* [Stated problem]: Quote word for word the lines starting at the line with "Convert this document image to plain text." and ending at the final line of the entries. Leave out any pictures.

####################

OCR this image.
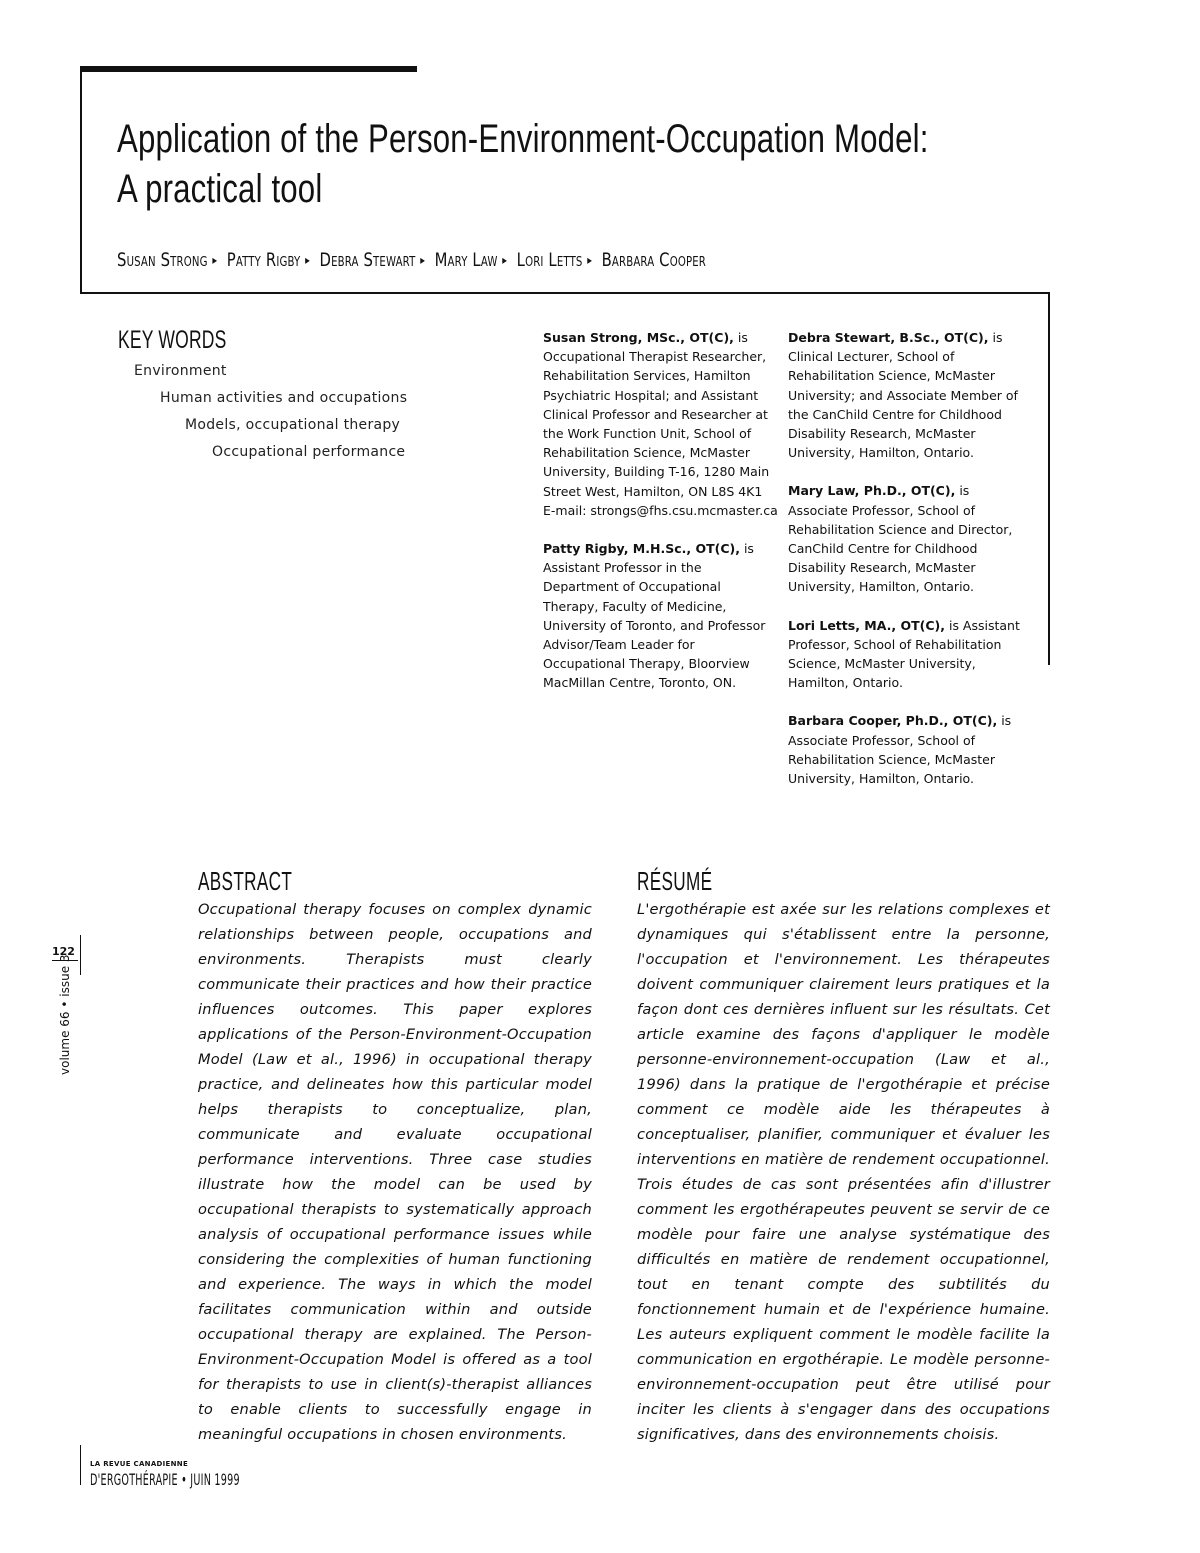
Application of the Person-Environment-Occupation Model:
A practical tool
Susan Strong ▸ Patty Rigby ▸ Debra Stewart ▸ Mary Law ▸ Lori Letts ▸ Barbara Cooper
KEY WORDS
Environment
Human activities and occupations
Models, occupational therapy
Occupational performance

Susan Strong, MSc., OT(C), is Occupational Therapist Researcher, Rehabilitation Services, Hamilton Psychiatric Hospital; and Assistant Clinical Professor and Researcher at the Work Function Unit, School of Rehabilitation Science, McMaster University, Building T-16, 1280 Main Street West, Hamilton, ON L8S 4K1 E-mail: strongs@fhs.csu.mcmaster.ca

Patty Rigby, M.H.Sc., OT(C), is Assistant Professor in the Department of Occupational Therapy, Faculty of Medicine, University of Toronto, and Professor Advisor/Team Leader for Occupational Therapy, Bloorview MacMillan Centre, Toronto, ON.

Debra Stewart, B.Sc., OT(C), is Clinical Lecturer, School of Rehabilitation Science, McMaster University; and Associate Member of the CanChild Centre for Childhood Disability Research, McMaster University, Hamilton, Ontario.

Mary Law, Ph.D., OT(C), is Associate Professor, School of Rehabilitation Science and Director, CanChild Centre for Childhood Disability Research, McMaster University, Hamilton, Ontario.

Lori Letts, MA., OT(C), is Assistant Professor, School of Rehabilitation Science, McMaster University, Hamilton, Ontario.

Barbara Cooper, Ph.D., OT(C), is Associate Professor, School of Rehabilitation Science, McMaster University, Hamilton, Ontario.

ABSTRACT
Occupational therapy focuses on complex dynamic relationships between people, occupations and environments. Therapists must clearly communicate their practices and how their practice influences outcomes. This paper explores applications of the Person-Environment-Occupation Model (Law et al., 1996) in occupational therapy practice, and delineates how this particular model helps therapists to conceptualize, plan, communicate and evaluate occupational performance interventions. Three case studies illustrate how the model can be used by occupational therapists to systematically approach analysis of occupational performance issues while considering the complexities of human functioning and experience. The ways in which the model facilitates communication within and outside occupational therapy are explained. The Person-Environment-Occupation Model is offered as a tool for therapists to use in client(s)-therapist alliances to enable clients to successfully engage in meaningful occupations in chosen environments.
RÉSUMÉ
L'ergothérapie est axée sur les relations complexes et dynamiques qui s'établissent entre la personne, l'occupation et l'environnement. Les thérapeutes doivent communiquer clairement leurs pratiques et la façon dont ces dernières influent sur les résultats. Cet article examine des façons d'appliquer le modèle personne-environnement-occupation (Law et al., 1996) dans la pratique de l'ergothérapie et précise comment ce modèle aide les thérapeutes à conceptualiser, planifier, communiquer et évaluer les interventions en matière de rendement occupationnel. Trois études de cas sont présentées afin d'illustrer comment les ergothérapeutes peuvent se servir de ce modèle pour faire une analyse systématique des difficultés en matière de rendement occupationnel, tout en tenant compte des subtilités du fonctionnement humain et de l'expérience humaine. Les auteurs expliquent comment le modèle facilite la communication en ergothérapie. Le modèle personne-environnement-occupation peut être utilisé pour inciter les clients à s'engager dans des occupations significatives, dans des environnements choisis.
122
volume 66 • issue 3
LA REVUE CANADIENNE
D'ERGOTHÉRAPIE • JUIN 1999
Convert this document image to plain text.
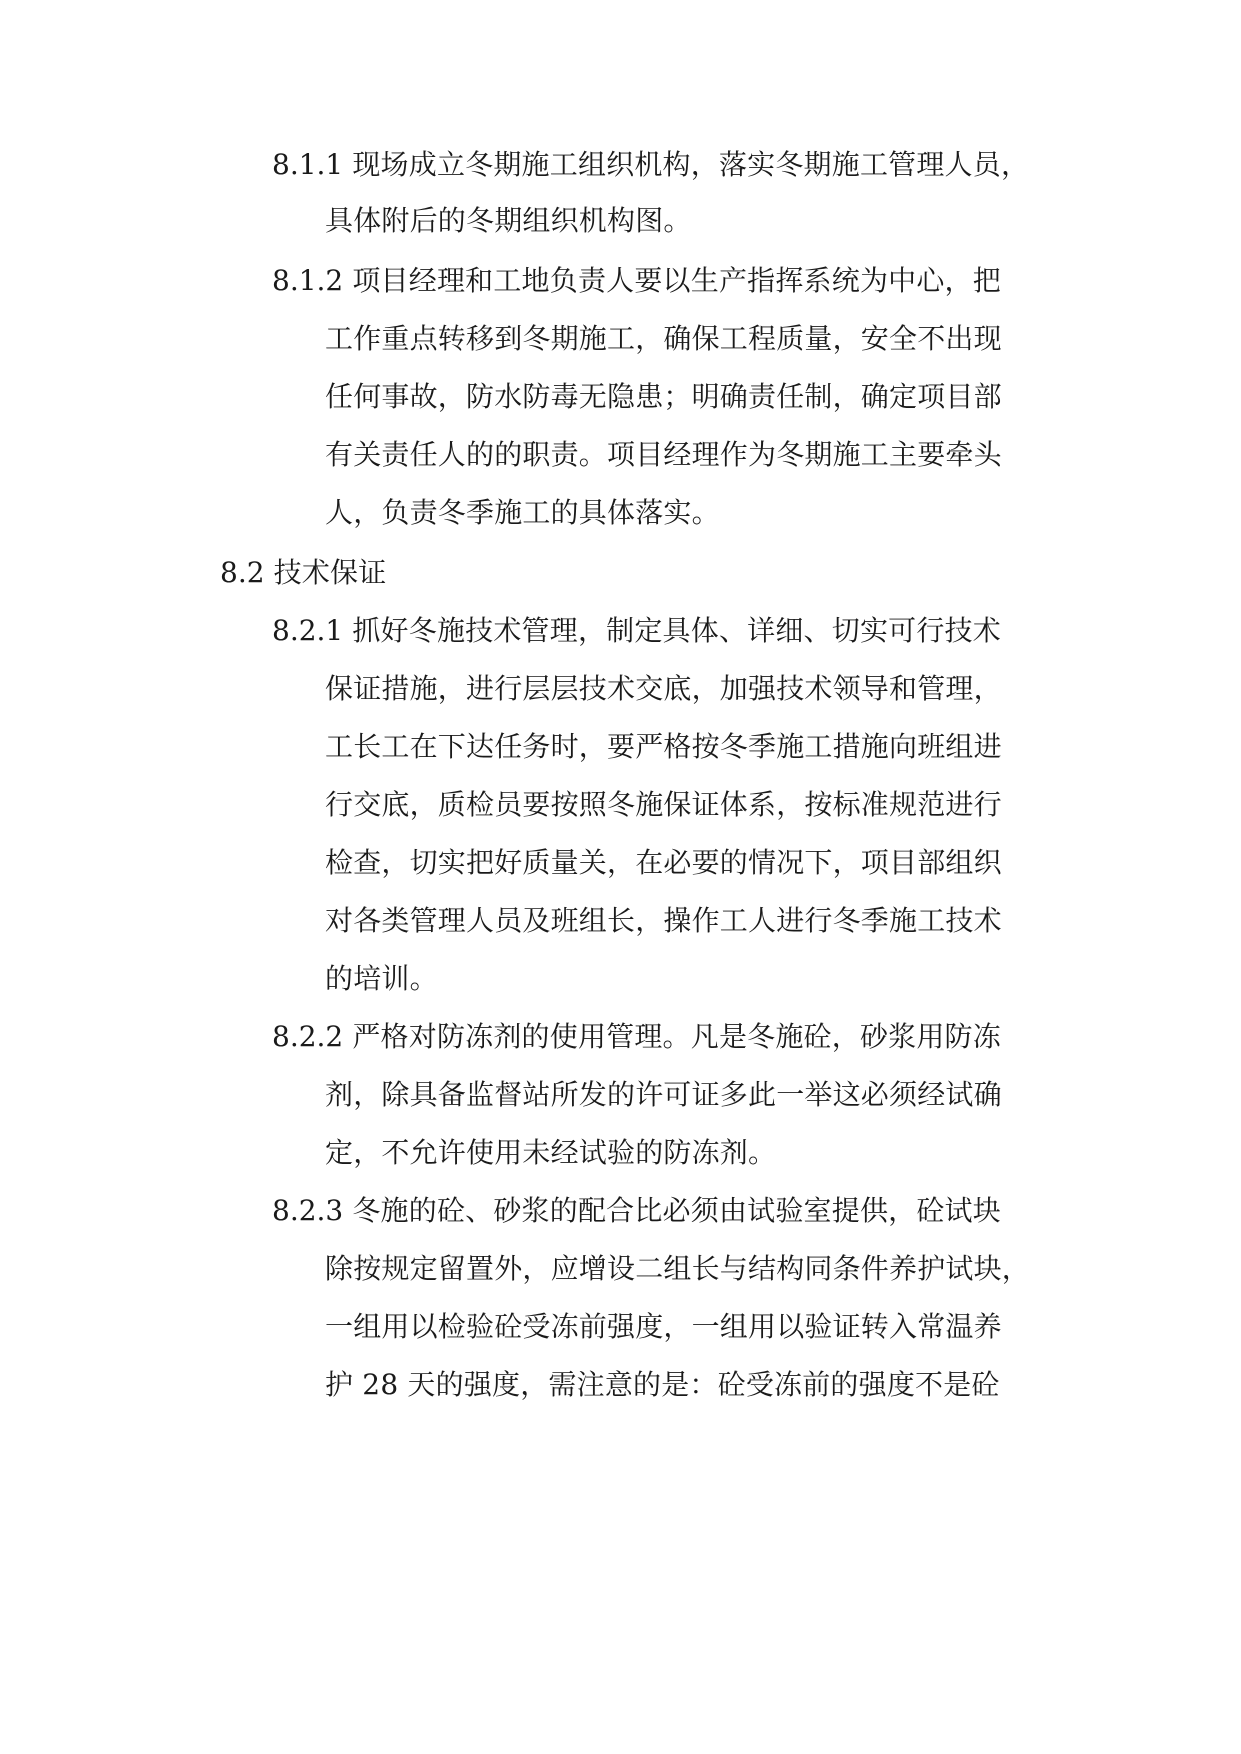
8.1.1 现场成立冬期施工组织机构，落实冬期施工管理人员，
具体附后的冬期组织机构图。
8.1.2 项目经理和工地负责人要以生产指挥系统为中心，把
工作重点转移到冬期施工，确保工程质量，安全不出现
任何事故，防水防毒无隐患；明确责任制，确定项目部
有关责任人的的职责。项目经理作为冬期施工主要牵头
人，负责冬季施工的具体落实。
8.2 技术保证
8.2.1 抓好冬施技术管理，制定具体、详细、切实可行技术
保证措施，进行层层技术交底，加强技术领导和管理，
工长工在下达任务时，要严格按冬季施工措施向班组进
行交底，质检员要按照冬施保证体系，按标准规范进行
检查，切实把好质量关，在必要的情况下，项目部组织
对各类管理人员及班组长，操作工人进行冬季施工技术
的培训。
8.2.2 严格对防冻剂的使用管理。凡是冬施砼，砂浆用防冻
剂，除具备监督站所发的许可证多此一举这必须经试确
定，不允许使用未经试验的防冻剂。
8.2.3 冬施的砼、砂浆的配合比必须由试验室提供，砼试块
除按规定留置外，应增设二组长与结构同条件养护试块，
一组用以检验砼受冻前强度，一组用以验证转入常温养
护 28 天的强度，需注意的是：砼受冻前的强度不是砼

####################

* [Response below]:
Convert this document image to plain text.
8.1.1 现场成立冬期施工组织机构，落实冬期施工管理人员，
具体附后的冬期组织机构图。
8.1.2 项目经理和工地负责人要以生产指挥系统为中心，把
工作重点转移到冬期施工，确保工程质量，安全不出现
任何事故，防水防毒无隐患；明确责任制，确定项目部
有关责任人的的职责。项目经理作为冬期施工主要牵头
人，负责冬季施工的具体落实。
8.2 技术保证
8.2.1 抓好冬施技术管理，制定具体、详细、切实可行技术
保证措施，进行层层技术交底，加强技术领导和管理，
工长工在下达任务时，要严格按冬季施工措施向班组进
行交底，质检员要按照冬施保证体系，按标准规范进行
检查，切实把好质量关，在必要的情况下，项目部组织
对各类管理人员及班组长，操作工人进行冬季施工技术
的培训。
8.2.2 严格对防冻剂的使用管理。凡是冬施砼，砂浆用防冻
剂，除具备监督站所发的许可证多此一举这必须经试确
定，不允许使用未经试验的防冻剂。
8.2.3 冬施的砼、砂浆的配合比必须由试验室提供，砼试块
除按规定留置外，应增设二组长与结构同条件养护试块，
一组用以检验砼受冻前强度，一组用以验证转入常温养
护 28 天的强度，需注意的是：砼受冻前的强度不是砼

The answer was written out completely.